_Written task_.
The records below must be output exactly, without pictures.

_The records_.
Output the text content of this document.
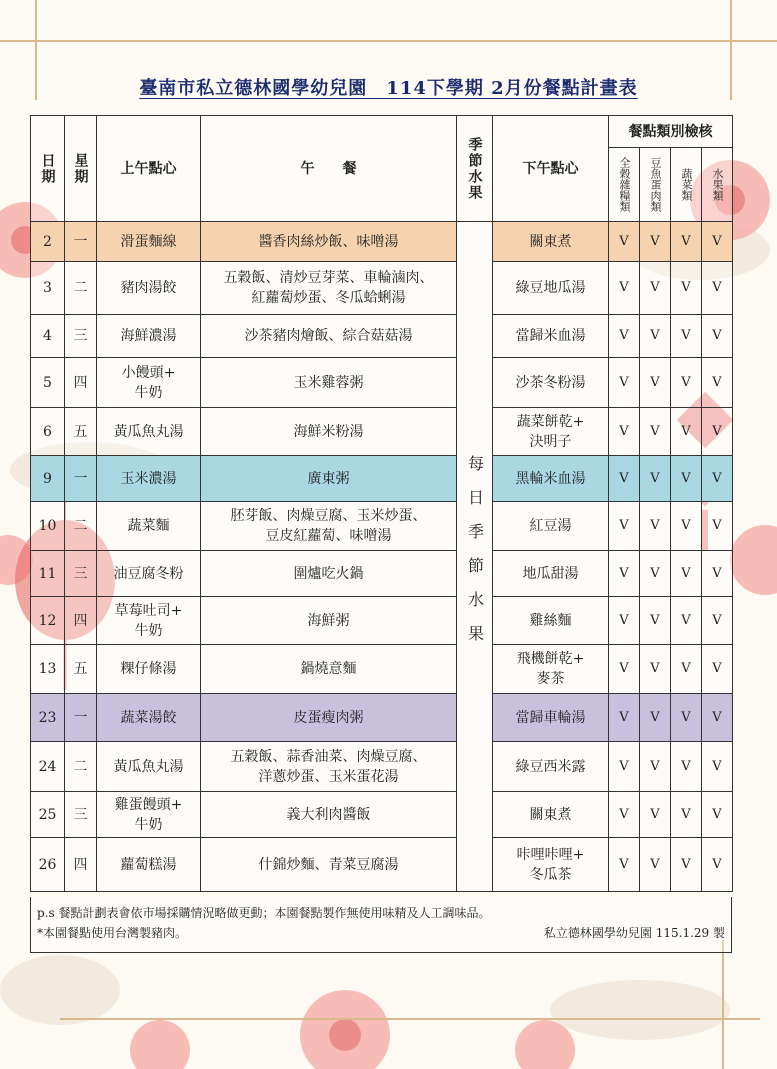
臺南市私立德林國學幼兒園　114下學期 2月份餐點計畫表
日期	星期	上午點心	午　　餐	季節水果	下午點心	餐點類別檢核			

						全穀雜糧類	豆魚蛋肉類	蔬菜類	水果類

2	一	滑蛋麵線	醬香肉絲炒飯、味噌湯	每日季節水果	關東煮	V	V	V	V
3	二	豬肉湯餃	五穀飯、清炒豆芽菜、車輪滷肉、
紅蘿蔔炒蛋、冬瓜蛤蜊湯		綠豆地瓜湯	V	V	V	V
4	三	海鮮濃湯	沙茶豬肉燴飯、綜合菇菇湯		當歸米血湯	V	V	V	V
5	四	小饅頭+
牛奶	玉米雞蓉粥		沙茶冬粉湯	V	V	V	V
6	五	黃瓜魚丸湯	海鮮米粉湯		蔬菜餅乾+
決明子	V	V	V	V
9	一	玉米濃湯	廣東粥		黑輪米血湯	V	V	V	V
10	二	蔬菜麵	胚芽飯、肉燥豆腐、玉米炒蛋、
豆皮紅蘿蔔、味噌湯		紅豆湯	V	V	V	V
11	三	油豆腐冬粉	圍爐吃火鍋		地瓜甜湯	V	V	V	V
12	四	草莓吐司+
牛奶	海鮮粥		雞絲麵	V	V	V	V
13	五	粿仔條湯	鍋燒意麵		飛機餅乾+
麥茶	V	V	V	V
23	一	蔬菜湯餃	皮蛋瘦肉粥		當歸車輪湯	V	V	V	V
24	二	黃瓜魚丸湯	五穀飯、蒜香油菜、肉燥豆腐、
洋蔥炒蛋、玉米蛋花湯		綠豆西米露	V	V	V	V
25	三	雞蛋饅頭+
牛奶	義大利肉醬飯		關東煮	V	V	V	V
26	四	蘿蔔糕湯	什錦炒麵、青菜豆腐湯		咔哩咔哩+
冬瓜茶	V	V	V	V
p.s 餐點計劃表會依市場採購情況略做更動；本園餐點製作無使用味精及人工調味品。
*本園餐點使用台灣製豬肉。	私立德林國學幼兒園 115.1.29 製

_Problem solution_.
Output the text content of this document.
臺南市私立德林國學幼兒園　114下學期 2月份餐點計畫表
日期	星期	上午點心	午　　餐	季節水果	下午點心	餐點類別檢核			

						全穀雜糧類	豆魚蛋肉類	蔬菜類	水果類

2	一	滑蛋麵線	醬香肉絲炒飯、味噌湯	每日季節水果	關東煮	V	V	V	V
3	二	豬肉湯餃	五穀飯、清炒豆芽菜、車輪滷肉、
紅蘿蔔炒蛋、冬瓜蛤蜊湯		綠豆地瓜湯	V	V	V	V
4	三	海鮮濃湯	沙茶豬肉燴飯、綜合菇菇湯		當歸米血湯	V	V	V	V
5	四	小饅頭+
牛奶	玉米雞蓉粥		沙茶冬粉湯	V	V	V	V
6	五	黃瓜魚丸湯	海鮮米粉湯		蔬菜餅乾+
決明子	V	V	V	V
9	一	玉米濃湯	廣東粥		黑輪米血湯	V	V	V	V
10	二	蔬菜麵	胚芽飯、肉燥豆腐、玉米炒蛋、
豆皮紅蘿蔔、味噌湯		紅豆湯	V	V	V	V
11	三	油豆腐冬粉	圍爐吃火鍋		地瓜甜湯	V	V	V	V
12	四	草莓吐司+
牛奶	海鮮粥		雞絲麵	V	V	V	V
13	五	粿仔條湯	鍋燒意麵		飛機餅乾+
麥茶	V	V	V	V
23	一	蔬菜湯餃	皮蛋瘦肉粥		當歸車輪湯	V	V	V	V
24	二	黃瓜魚丸湯	五穀飯、蒜香油菜、肉燥豆腐、
洋蔥炒蛋、玉米蛋花湯		綠豆西米露	V	V	V	V
25	三	雞蛋饅頭+
牛奶	義大利肉醬飯		關東煮	V	V	V	V
26	四	蘿蔔糕湯	什錦炒麵、青菜豆腐湯		咔哩咔哩+
冬瓜茶	V	V	V	V
p.s 餐點計劃表會依市場採購情況略做更動；本園餐點製作無使用味精及人工調味品。
*本園餐點使用台灣製豬肉。	私立德林國學幼兒園 115.1.29 製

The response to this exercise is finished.